* Written task: Reproduce the whole listing, character for character.

* Listing:

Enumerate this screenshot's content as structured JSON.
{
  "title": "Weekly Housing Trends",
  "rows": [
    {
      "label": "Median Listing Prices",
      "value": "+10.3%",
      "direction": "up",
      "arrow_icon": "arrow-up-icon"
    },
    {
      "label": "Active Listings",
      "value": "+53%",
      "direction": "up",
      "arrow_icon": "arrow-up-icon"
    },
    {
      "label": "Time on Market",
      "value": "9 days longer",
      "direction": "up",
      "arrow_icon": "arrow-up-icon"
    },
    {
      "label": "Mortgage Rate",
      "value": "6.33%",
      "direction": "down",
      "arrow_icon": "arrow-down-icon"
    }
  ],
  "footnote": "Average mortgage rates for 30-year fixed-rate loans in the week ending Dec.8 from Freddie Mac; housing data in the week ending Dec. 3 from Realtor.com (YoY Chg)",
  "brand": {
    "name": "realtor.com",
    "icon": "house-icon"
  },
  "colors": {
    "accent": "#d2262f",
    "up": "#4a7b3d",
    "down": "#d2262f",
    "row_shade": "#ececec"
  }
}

* Output:
Enumerate this screenshot's content as structured JSON.
{
  "title": "Weekly Housing Trends",
  "rows": [
    {
      "label": "Median Listing Prices",
      "value": "+10.3%",
      "direction": "up",
      "arrow_icon": "arrow-up-icon"
    },
    {
      "label": "Active Listings",
      "value": "+53%",
      "direction": "up",
      "arrow_icon": "arrow-up-icon"
    },
    {
      "label": "Time on Market",
      "value": "9 days longer",
      "direction": "up",
      "arrow_icon": "arrow-up-icon"
    },
    {
      "label": "Mortgage Rate",
      "value": "6.33%",
      "direction": "down",
      "arrow_icon": "arrow-down-icon"
    }
  ],
  "footnote": "Average mortgage rates for 30-year fixed-rate loans in the week ending Dec.8 from Freddie Mac; housing data in the week ending Dec. 3 from Realtor.com (YoY Chg)",
  "brand": {
    "name": "realtor.com",
    "icon": "house-icon"
  },
  "colors": {
    "accent": "#d2262f",
    "up": "#4a7b3d",
    "down": "#d2262f",
    "row_shade": "#ececec"
  }
}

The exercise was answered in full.